▶ THE REQUEST
Each entry below is to be transcribed exactly.

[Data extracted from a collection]
+-------+

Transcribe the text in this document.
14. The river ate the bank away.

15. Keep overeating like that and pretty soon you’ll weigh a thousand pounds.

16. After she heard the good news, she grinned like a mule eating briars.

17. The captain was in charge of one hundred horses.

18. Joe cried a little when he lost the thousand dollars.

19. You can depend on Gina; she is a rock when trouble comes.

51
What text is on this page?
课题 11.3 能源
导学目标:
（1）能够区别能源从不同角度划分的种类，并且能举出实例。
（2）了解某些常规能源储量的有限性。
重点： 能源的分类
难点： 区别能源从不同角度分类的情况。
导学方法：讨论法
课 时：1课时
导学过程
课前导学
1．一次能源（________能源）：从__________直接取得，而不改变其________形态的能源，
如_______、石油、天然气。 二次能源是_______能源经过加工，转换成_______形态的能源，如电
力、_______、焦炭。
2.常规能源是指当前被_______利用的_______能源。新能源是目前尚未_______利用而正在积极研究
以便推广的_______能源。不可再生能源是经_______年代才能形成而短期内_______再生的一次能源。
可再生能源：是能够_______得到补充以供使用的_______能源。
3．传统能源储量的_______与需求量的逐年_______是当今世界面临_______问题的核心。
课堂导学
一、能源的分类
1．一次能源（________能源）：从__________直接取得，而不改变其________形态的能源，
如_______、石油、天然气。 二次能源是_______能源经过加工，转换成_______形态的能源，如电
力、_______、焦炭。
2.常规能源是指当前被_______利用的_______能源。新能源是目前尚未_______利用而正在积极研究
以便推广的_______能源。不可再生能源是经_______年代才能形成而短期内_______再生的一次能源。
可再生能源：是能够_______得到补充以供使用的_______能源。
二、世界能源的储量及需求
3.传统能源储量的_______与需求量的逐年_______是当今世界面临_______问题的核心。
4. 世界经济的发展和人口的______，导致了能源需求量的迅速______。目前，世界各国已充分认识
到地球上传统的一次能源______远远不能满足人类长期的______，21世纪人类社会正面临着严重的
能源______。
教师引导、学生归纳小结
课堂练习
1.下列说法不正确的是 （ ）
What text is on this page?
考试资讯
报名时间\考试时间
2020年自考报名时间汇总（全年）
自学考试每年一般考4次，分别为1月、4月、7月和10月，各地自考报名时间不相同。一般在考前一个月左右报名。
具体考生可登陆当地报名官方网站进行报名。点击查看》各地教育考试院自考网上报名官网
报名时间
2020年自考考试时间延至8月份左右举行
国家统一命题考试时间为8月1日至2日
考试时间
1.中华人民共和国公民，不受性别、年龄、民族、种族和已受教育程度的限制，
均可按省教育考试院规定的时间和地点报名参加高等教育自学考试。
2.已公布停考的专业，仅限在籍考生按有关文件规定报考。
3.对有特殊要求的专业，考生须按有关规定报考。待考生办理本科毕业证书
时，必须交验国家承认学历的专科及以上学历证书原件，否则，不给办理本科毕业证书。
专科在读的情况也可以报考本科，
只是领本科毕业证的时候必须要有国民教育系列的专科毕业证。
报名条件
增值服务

+-------+

▶ OUTPUT OF THE EXERCISE
Transcribe the text in this document.
14. The river ate the bank away.

15. Keep overeating like that and pretty soon you’ll weigh a thousand pounds.

16. After she heard the good news, she grinned like a mule eating briars.

17. The captain was in charge of one hundred horses.

18. Joe cried a little when he lost the thousand dollars.

19. You can depend on Gina; she is a rock when trouble comes.

51
What text is on this page?
课题 11.3 能源
导学目标:
（1）能够区别能源从不同角度划分的种类，并且能举出实例。
（2）了解某些常规能源储量的有限性。
重点： 能源的分类
难点： 区别能源从不同角度分类的情况。
导学方法：讨论法
课 时：1课时
导学过程
课前导学
1．一次能源（________能源）：从__________直接取得，而不改变其________形态的能源，
如_______、石油、天然气。 二次能源是_______能源经过加工，转换成_______形态的能源，如电
力、_______、焦炭。
2.常规能源是指当前被_______利用的_______能源。新能源是目前尚未_______利用而正在积极研究
以便推广的_______能源。不可再生能源是经_______年代才能形成而短期内_______再生的一次能源。
可再生能源：是能够_______得到补充以供使用的_______能源。
3．传统能源储量的_______与需求量的逐年_______是当今世界面临_______问题的核心。
课堂导学
一、能源的分类
1．一次能源（________能源）：从__________直接取得，而不改变其________形态的能源，
如_______、石油、天然气。 二次能源是_______能源经过加工，转换成_______形态的能源，如电
力、_______、焦炭。
2.常规能源是指当前被_______利用的_______能源。新能源是目前尚未_______利用而正在积极研究
以便推广的_______能源。不可再生能源是经_______年代才能形成而短期内_______再生的一次能源。
可再生能源：是能够_______得到补充以供使用的_______能源。
二、世界能源的储量及需求
3.传统能源储量的_______与需求量的逐年_______是当今世界面临_______问题的核心。
4. 世界经济的发展和人口的______，导致了能源需求量的迅速______。目前，世界各国已充分认识
到地球上传统的一次能源______远远不能满足人类长期的______，21世纪人类社会正面临着严重的
能源______。
教师引导、学生归纳小结
课堂练习
1.下列说法不正确的是 （ ）
What text is on this page?
考试资讯
报名时间\考试时间
2020年自考报名时间汇总（全年）
自学考试每年一般考4次，分别为1月、4月、7月和10月，各地自考报名时间不相同。一般在考前一个月左右报名。
具体考生可登陆当地报名官方网站进行报名。点击查看》各地教育考试院自考网上报名官网
报名时间
2020年自考考试时间延至8月份左右举行
国家统一命题考试时间为8月1日至2日
考试时间
1.中华人民共和国公民，不受性别、年龄、民族、种族和已受教育程度的限制，
均可按省教育考试院规定的时间和地点报名参加高等教育自学考试。
2.已公布停考的专业，仅限在籍考生按有关文件规定报考。
3.对有特殊要求的专业，考生须按有关规定报考。待考生办理本科毕业证书
时，必须交验国家承认学历的专科及以上学历证书原件，否则，不给办理本科毕业证书。
专科在读的情况也可以报考本科，
只是领本科毕业证的时候必须要有国民教育系列的专科毕业证。
报名条件
增值服务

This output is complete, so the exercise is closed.